EXERCISE MATERIAL:
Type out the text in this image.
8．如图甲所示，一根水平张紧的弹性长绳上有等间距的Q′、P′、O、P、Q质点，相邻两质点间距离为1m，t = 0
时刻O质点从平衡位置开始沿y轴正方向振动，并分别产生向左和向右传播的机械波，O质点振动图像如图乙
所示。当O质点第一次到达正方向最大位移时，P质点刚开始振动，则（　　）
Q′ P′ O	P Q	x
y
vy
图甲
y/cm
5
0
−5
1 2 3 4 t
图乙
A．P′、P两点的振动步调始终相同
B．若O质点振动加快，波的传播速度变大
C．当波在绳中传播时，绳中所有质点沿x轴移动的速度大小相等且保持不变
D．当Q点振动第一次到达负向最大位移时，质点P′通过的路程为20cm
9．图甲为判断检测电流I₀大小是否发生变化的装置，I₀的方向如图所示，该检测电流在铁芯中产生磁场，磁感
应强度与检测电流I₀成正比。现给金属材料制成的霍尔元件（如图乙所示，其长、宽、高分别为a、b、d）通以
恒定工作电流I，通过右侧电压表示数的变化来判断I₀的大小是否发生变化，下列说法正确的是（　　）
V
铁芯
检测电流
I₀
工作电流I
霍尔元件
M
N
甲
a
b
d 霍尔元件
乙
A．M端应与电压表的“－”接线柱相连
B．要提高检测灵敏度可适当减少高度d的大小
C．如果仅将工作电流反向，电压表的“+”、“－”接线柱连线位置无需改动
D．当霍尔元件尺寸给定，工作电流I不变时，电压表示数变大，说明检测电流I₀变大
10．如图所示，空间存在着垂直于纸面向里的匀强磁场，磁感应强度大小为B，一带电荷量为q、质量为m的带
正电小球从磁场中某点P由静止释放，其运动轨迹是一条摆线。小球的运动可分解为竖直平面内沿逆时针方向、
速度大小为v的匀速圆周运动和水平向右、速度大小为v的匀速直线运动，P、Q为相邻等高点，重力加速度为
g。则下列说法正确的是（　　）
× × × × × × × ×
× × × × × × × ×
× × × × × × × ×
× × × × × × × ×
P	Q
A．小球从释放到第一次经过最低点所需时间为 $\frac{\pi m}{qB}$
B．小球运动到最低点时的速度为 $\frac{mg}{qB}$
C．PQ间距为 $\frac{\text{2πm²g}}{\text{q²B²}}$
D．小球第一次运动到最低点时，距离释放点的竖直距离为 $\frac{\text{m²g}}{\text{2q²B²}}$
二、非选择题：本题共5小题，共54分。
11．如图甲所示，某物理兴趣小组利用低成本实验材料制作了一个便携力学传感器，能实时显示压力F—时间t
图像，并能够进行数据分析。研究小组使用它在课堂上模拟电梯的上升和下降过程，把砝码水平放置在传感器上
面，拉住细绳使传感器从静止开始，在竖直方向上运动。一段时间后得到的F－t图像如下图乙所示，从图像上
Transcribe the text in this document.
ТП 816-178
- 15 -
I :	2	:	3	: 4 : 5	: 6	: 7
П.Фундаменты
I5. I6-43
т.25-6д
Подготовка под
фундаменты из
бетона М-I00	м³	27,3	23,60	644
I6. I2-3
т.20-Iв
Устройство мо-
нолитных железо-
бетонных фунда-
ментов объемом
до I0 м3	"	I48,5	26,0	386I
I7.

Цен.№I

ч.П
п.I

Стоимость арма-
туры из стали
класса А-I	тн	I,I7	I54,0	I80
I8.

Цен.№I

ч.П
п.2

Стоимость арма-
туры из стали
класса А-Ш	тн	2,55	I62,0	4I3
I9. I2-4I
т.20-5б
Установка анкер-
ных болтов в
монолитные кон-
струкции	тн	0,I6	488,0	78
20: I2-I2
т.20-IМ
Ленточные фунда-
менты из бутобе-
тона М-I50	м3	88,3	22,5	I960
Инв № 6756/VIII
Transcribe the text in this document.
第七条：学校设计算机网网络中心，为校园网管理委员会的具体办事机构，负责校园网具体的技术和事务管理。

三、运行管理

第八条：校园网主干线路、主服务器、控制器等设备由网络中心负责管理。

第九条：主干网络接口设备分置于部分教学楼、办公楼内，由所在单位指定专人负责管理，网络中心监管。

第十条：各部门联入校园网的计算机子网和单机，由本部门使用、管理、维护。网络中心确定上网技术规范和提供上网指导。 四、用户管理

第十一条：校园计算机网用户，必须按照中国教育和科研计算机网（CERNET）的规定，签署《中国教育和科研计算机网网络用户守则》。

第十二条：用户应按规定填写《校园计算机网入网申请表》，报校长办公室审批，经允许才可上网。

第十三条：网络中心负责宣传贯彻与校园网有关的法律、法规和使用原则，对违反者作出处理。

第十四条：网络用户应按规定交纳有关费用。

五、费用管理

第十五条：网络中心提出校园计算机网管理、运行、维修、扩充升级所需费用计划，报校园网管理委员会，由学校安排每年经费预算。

JOB: Copy out the whole listing exactly; please set it all down.

WRITTEN RESPONSE:
Type out the text in this image.
8．如图甲所示，一根水平张紧的弹性长绳上有等间距的Q′、P′、O、P、Q质点，相邻两质点间距离为1m，t = 0
时刻O质点从平衡位置开始沿y轴正方向振动，并分别产生向左和向右传播的机械波，O质点振动图像如图乙
所示。当O质点第一次到达正方向最大位移时，P质点刚开始振动，则（　　）
Q′ P′ O	P Q	x
y
vy
图甲
y/cm
5
0
−5
1 2 3 4 t
图乙
A．P′、P两点的振动步调始终相同
B．若O质点振动加快，波的传播速度变大
C．当波在绳中传播时，绳中所有质点沿x轴移动的速度大小相等且保持不变
D．当Q点振动第一次到达负向最大位移时，质点P′通过的路程为20cm
9．图甲为判断检测电流I₀大小是否发生变化的装置，I₀的方向如图所示，该检测电流在铁芯中产生磁场，磁感
应强度与检测电流I₀成正比。现给金属材料制成的霍尔元件（如图乙所示，其长、宽、高分别为a、b、d）通以
恒定工作电流I，通过右侧电压表示数的变化来判断I₀的大小是否发生变化，下列说法正确的是（　　）
V
铁芯
检测电流
I₀
工作电流I
霍尔元件
M
N
甲
a
b
d 霍尔元件
乙
A．M端应与电压表的“－”接线柱相连
B．要提高检测灵敏度可适当减少高度d的大小
C．如果仅将工作电流反向，电压表的“+”、“－”接线柱连线位置无需改动
D．当霍尔元件尺寸给定，工作电流I不变时，电压表示数变大，说明检测电流I₀变大
10．如图所示，空间存在着垂直于纸面向里的匀强磁场，磁感应强度大小为B，一带电荷量为q、质量为m的带
正电小球从磁场中某点P由静止释放，其运动轨迹是一条摆线。小球的运动可分解为竖直平面内沿逆时针方向、
速度大小为v的匀速圆周运动和水平向右、速度大小为v的匀速直线运动，P、Q为相邻等高点，重力加速度为
g。则下列说法正确的是（　　）
× × × × × × × ×
× × × × × × × ×
× × × × × × × ×
× × × × × × × ×
P	Q
A．小球从释放到第一次经过最低点所需时间为 $\frac{\pi m}{qB}$
B．小球运动到最低点时的速度为 $\frac{mg}{qB}$
C．PQ间距为 $\frac{\text{2πm²g}}{\text{q²B²}}$
D．小球第一次运动到最低点时，距离释放点的竖直距离为 $\frac{\text{m²g}}{\text{2q²B²}}$
二、非选择题：本题共5小题，共54分。
11．如图甲所示，某物理兴趣小组利用低成本实验材料制作了一个便携力学传感器，能实时显示压力F—时间t
图像，并能够进行数据分析。研究小组使用它在课堂上模拟电梯的上升和下降过程，把砝码水平放置在传感器上
面，拉住细绳使传感器从静止开始，在竖直方向上运动。一段时间后得到的F－t图像如下图乙所示，从图像上
Transcribe the text in this document.
ТП 816-178
- 15 -
I :	2	:	3	: 4 : 5	: 6	: 7
П.Фундаменты
I5. I6-43
т.25-6д
Подготовка под
фундаменты из
бетона М-I00	м³	27,3	23,60	644
I6. I2-3
т.20-Iв
Устройство мо-
нолитных железо-
бетонных фунда-
ментов объемом
до I0 м3	"	I48,5	26,0	386I
I7.

Цен.№I

ч.П
п.I

Стоимость арма-
туры из стали
класса А-I	тн	I,I7	I54,0	I80
I8.

Цен.№I

ч.П
п.2

Стоимость арма-
туры из стали
класса А-Ш	тн	2,55	I62,0	4I3
I9. I2-4I
т.20-5б
Установка анкер-
ных болтов в
монолитные кон-
струкции	тн	0,I6	488,0	78
20: I2-I2
т.20-IМ
Ленточные фунда-
менты из бутобе-
тона М-I50	м3	88,3	22,5	I960
Инв № 6756/VIII
Transcribe the text in this document.
第七条：学校设计算机网网络中心，为校园网管理委员会的具体办事机构，负责校园网具体的技术和事务管理。

三、运行管理

第八条：校园网主干线路、主服务器、控制器等设备由网络中心负责管理。

第九条：主干网络接口设备分置于部分教学楼、办公楼内，由所在单位指定专人负责管理，网络中心监管。

第十条：各部门联入校园网的计算机子网和单机，由本部门使用、管理、维护。网络中心确定上网技术规范和提供上网指导。 四、用户管理

第十一条：校园计算机网用户，必须按照中国教育和科研计算机网（CERNET）的规定，签署《中国教育和科研计算机网网络用户守则》。

第十二条：用户应按规定填写《校园计算机网入网申请表》，报校长办公室审批，经允许才可上网。

第十三条：网络中心负责宣传贯彻与校园网有关的法律、法规和使用原则，对违反者作出处理。

第十四条：网络用户应按规定交纳有关费用。

五、费用管理

第十五条：网络中心提出校园计算机网管理、运行、维修、扩充升级所需费用计划，报校园网管理委员会，由学校安排每年经费预算。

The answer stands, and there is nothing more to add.